START Records shown

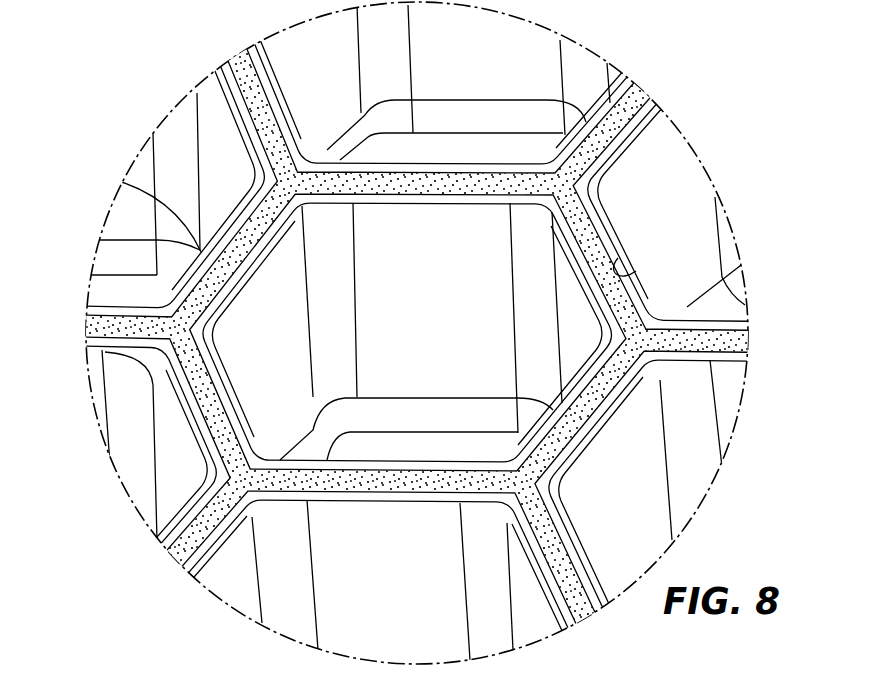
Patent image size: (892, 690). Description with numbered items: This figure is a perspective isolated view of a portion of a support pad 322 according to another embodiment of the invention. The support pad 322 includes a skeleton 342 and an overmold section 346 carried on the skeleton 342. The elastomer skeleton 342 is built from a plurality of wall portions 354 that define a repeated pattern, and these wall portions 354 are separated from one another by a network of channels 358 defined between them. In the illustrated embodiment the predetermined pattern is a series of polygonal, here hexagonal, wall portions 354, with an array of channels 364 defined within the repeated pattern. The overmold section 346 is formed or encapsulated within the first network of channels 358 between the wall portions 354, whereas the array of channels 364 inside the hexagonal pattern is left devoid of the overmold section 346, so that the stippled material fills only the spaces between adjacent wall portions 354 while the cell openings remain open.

The support pad 322 is at (695, 95).
The skeleton 342 is at (625, 478).
The overmold section 346 is at (712, 343).
The wall portions 354 is at (262, 255).
The network of channels 358 is at (636, 271).
The array of channels 364 is at (290, 363).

END Records shown

Reproduce the source data rows above word for word, omitting the pictures.

### Completed task:
Patent image size: (892, 690). Description with numbered items: This figure is a perspective isolated view of a portion of a support pad 322 according to another embodiment of the invention. The support pad 322 includes a skeleton 342 and an overmold section 346 carried on the skeleton 342. The elastomer skeleton 342 is built from a plurality of wall portions 354 that define a repeated pattern, and these wall portions 354 are separated from one another by a network of channels 358 defined between them. In the illustrated embodiment the predetermined pattern is a series of polygonal, here hexagonal, wall portions 354, with an array of channels 364 defined within the repeated pattern. The overmold section 346 is formed or encapsulated within the first network of channels 358 between the wall portions 354, whereas the array of channels 364 inside the hexagonal pattern is left devoid of the overmold section 346, so that the stippled material fills only the spaces between adjacent wall portions 354 while the cell openings remain open.

The support pad 322 is at (695, 95).
The skeleton 342 is at (625, 478).
The overmold section 346 is at (712, 343).
The wall portions 354 is at (262, 255).
The network of channels 358 is at (636, 271).
The array of channels 364 is at (290, 363).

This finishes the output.